Excerpts from a figure dataset:
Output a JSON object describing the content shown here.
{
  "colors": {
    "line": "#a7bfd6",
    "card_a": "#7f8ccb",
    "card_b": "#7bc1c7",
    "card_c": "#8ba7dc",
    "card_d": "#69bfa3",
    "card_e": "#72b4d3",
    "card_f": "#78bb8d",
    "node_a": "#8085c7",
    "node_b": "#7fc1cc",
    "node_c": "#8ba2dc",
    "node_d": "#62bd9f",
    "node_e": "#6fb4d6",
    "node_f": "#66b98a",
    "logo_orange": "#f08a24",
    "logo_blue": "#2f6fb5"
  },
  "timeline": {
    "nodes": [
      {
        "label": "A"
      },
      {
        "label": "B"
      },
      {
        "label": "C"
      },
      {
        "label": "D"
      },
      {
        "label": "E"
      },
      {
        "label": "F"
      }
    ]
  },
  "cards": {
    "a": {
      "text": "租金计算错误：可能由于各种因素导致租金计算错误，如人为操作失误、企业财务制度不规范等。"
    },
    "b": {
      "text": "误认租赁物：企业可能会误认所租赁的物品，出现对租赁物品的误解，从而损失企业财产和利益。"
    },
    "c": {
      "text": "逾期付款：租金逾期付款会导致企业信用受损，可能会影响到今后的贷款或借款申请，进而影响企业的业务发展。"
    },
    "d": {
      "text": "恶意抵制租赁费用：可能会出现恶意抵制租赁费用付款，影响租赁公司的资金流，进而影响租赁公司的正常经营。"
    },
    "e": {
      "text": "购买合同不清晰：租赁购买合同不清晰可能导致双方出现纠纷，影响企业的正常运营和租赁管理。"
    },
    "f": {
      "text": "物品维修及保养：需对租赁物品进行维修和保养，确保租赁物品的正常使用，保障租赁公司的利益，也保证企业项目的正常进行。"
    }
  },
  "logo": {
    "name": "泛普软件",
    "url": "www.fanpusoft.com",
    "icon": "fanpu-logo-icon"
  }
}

What is needed: For each line of the entries that includes "text", show that line.

Task solution:
      "text": "租金计算错误：可能由于各种因素导致租金计算错误，如人为操作失误、企业财务制度不规范等。"
      "text": "误认租赁物：企业可能会误认所租赁的物品，出现对租赁物品的误解，从而损失企业财产和利益。"
      "text": "逾期付款：租金逾期付款会导致企业信用受损，可能会影响到今后的贷款或借款申请，进而影响企业的业务发展。"
      "text": "恶意抵制租赁费用：可能会出现恶意抵制租赁费用付款，影响租赁公司的资金流，进而影响租赁公司的正常经营。"
      "text": "购买合同不清晰：租赁购买合同不清晰可能导致双方出现纠纷，影响企业的正常运营和租赁管理。"
      "text": "物品维修及保养：需对租赁物品进行维修和保养，确保租赁物品的正常使用，保障租赁公司的利益，也保证企业项目的正常进行。"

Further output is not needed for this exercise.